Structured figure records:
**********
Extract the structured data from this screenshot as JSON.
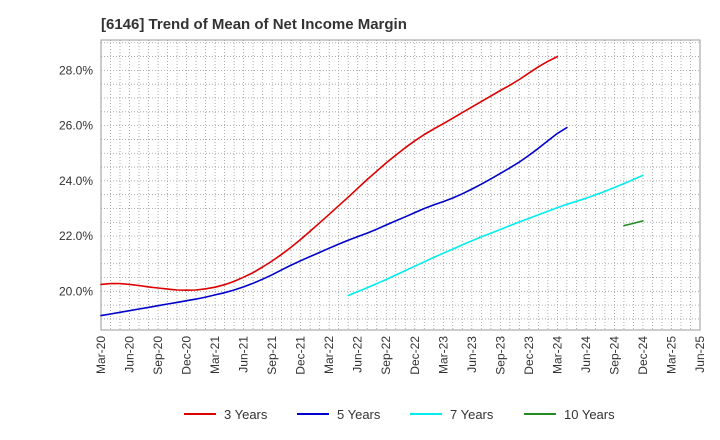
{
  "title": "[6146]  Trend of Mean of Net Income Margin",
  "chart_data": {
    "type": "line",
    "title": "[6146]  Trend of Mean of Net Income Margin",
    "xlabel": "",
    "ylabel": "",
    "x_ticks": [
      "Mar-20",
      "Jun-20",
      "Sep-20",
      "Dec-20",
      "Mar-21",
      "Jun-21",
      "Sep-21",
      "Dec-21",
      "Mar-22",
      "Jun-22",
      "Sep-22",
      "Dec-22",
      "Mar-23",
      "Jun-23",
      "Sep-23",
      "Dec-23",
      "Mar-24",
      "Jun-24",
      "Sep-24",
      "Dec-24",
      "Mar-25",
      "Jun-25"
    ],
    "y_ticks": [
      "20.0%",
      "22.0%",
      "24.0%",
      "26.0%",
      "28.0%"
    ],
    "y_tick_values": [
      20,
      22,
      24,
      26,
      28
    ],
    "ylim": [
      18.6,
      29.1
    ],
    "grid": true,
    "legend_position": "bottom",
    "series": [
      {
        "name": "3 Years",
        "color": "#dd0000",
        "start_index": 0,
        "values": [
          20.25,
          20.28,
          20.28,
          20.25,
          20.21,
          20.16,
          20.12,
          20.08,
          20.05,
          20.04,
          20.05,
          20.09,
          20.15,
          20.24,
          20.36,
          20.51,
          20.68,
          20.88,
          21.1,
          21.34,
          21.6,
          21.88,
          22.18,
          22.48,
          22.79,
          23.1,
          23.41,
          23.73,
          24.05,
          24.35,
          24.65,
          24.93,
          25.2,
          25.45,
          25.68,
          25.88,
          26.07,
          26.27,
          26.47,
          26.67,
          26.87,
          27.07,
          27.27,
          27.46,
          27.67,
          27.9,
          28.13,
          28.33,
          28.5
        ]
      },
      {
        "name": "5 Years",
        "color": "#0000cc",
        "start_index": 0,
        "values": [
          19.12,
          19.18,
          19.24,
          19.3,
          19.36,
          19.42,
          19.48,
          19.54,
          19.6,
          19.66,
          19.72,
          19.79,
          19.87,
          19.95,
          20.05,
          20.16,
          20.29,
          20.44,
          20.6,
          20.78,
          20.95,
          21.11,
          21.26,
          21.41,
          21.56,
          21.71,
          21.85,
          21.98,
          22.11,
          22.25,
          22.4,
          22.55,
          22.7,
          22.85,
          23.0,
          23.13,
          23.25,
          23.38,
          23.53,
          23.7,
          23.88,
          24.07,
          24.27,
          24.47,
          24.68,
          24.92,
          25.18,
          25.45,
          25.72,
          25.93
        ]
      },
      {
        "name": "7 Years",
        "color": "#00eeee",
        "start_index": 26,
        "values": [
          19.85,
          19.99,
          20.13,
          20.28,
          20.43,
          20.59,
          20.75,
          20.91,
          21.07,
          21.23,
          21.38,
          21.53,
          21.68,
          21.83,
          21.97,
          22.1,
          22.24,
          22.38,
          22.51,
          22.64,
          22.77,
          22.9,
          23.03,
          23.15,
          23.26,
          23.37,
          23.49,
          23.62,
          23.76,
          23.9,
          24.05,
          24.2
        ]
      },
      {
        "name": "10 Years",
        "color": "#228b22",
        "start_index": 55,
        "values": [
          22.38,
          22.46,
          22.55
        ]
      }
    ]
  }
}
**********
Written exercise. Quote the listing above in full, except for the pictures.

Answer to this exercise.
Extract the structured data from this screenshot as JSON.
{
  "title": "[6146]  Trend of Mean of Net Income Margin",
  "chart_data": {
    "type": "line",
    "title": "[6146]  Trend of Mean of Net Income Margin",
    "xlabel": "",
    "ylabel": "",
    "x_ticks": [
      "Mar-20",
      "Jun-20",
      "Sep-20",
      "Dec-20",
      "Mar-21",
      "Jun-21",
      "Sep-21",
      "Dec-21",
      "Mar-22",
      "Jun-22",
      "Sep-22",
      "Dec-22",
      "Mar-23",
      "Jun-23",
      "Sep-23",
      "Dec-23",
      "Mar-24",
      "Jun-24",
      "Sep-24",
      "Dec-24",
      "Mar-25",
      "Jun-25"
    ],
    "y_ticks": [
      "20.0%",
      "22.0%",
      "24.0%",
      "26.0%",
      "28.0%"
    ],
    "y_tick_values": [
      20,
      22,
      24,
      26,
      28
    ],
    "ylim": [
      18.6,
      29.1
    ],
    "grid": true,
    "legend_position": "bottom",
    "series": [
      {
        "name": "3 Years",
        "color": "#dd0000",
        "start_index": 0,
        "values": [
          20.25,
          20.28,
          20.28,
          20.25,
          20.21,
          20.16,
          20.12,
          20.08,
          20.05,
          20.04,
          20.05,
          20.09,
          20.15,
          20.24,
          20.36,
          20.51,
          20.68,
          20.88,
          21.1,
          21.34,
          21.6,
          21.88,
          22.18,
          22.48,
          22.79,
          23.1,
          23.41,
          23.73,
          24.05,
          24.35,
          24.65,
          24.93,
          25.2,
          25.45,
          25.68,
          25.88,
          26.07,
          26.27,
          26.47,
          26.67,
          26.87,
          27.07,
          27.27,
          27.46,
          27.67,
          27.9,
          28.13,
          28.33,
          28.5
        ]
      },
      {
        "name": "5 Years",
        "color": "#0000cc",
        "start_index": 0,
        "values": [
          19.12,
          19.18,
          19.24,
          19.3,
          19.36,
          19.42,
          19.48,
          19.54,
          19.6,
          19.66,
          19.72,
          19.79,
          19.87,
          19.95,
          20.05,
          20.16,
          20.29,
          20.44,
          20.6,
          20.78,
          20.95,
          21.11,
          21.26,
          21.41,
          21.56,
          21.71,
          21.85,
          21.98,
          22.11,
          22.25,
          22.4,
          22.55,
          22.7,
          22.85,
          23.0,
          23.13,
          23.25,
          23.38,
          23.53,
          23.7,
          23.88,
          24.07,
          24.27,
          24.47,
          24.68,
          24.92,
          25.18,
          25.45,
          25.72,
          25.93
        ]
      },
      {
        "name": "7 Years",
        "color": "#00eeee",
        "start_index": 26,
        "values": [
          19.85,
          19.99,
          20.13,
          20.28,
          20.43,
          20.59,
          20.75,
          20.91,
          21.07,
          21.23,
          21.38,
          21.53,
          21.68,
          21.83,
          21.97,
          22.1,
          22.24,
          22.38,
          22.51,
          22.64,
          22.77,
          22.9,
          23.03,
          23.15,
          23.26,
          23.37,
          23.49,
          23.62,
          23.76,
          23.9,
          24.05,
          24.2
        ]
      },
      {
        "name": "10 Years",
        "color": "#228b22",
        "start_index": 55,
        "values": [
          22.38,
          22.46,
          22.55
        ]
      }
    ]
  }
}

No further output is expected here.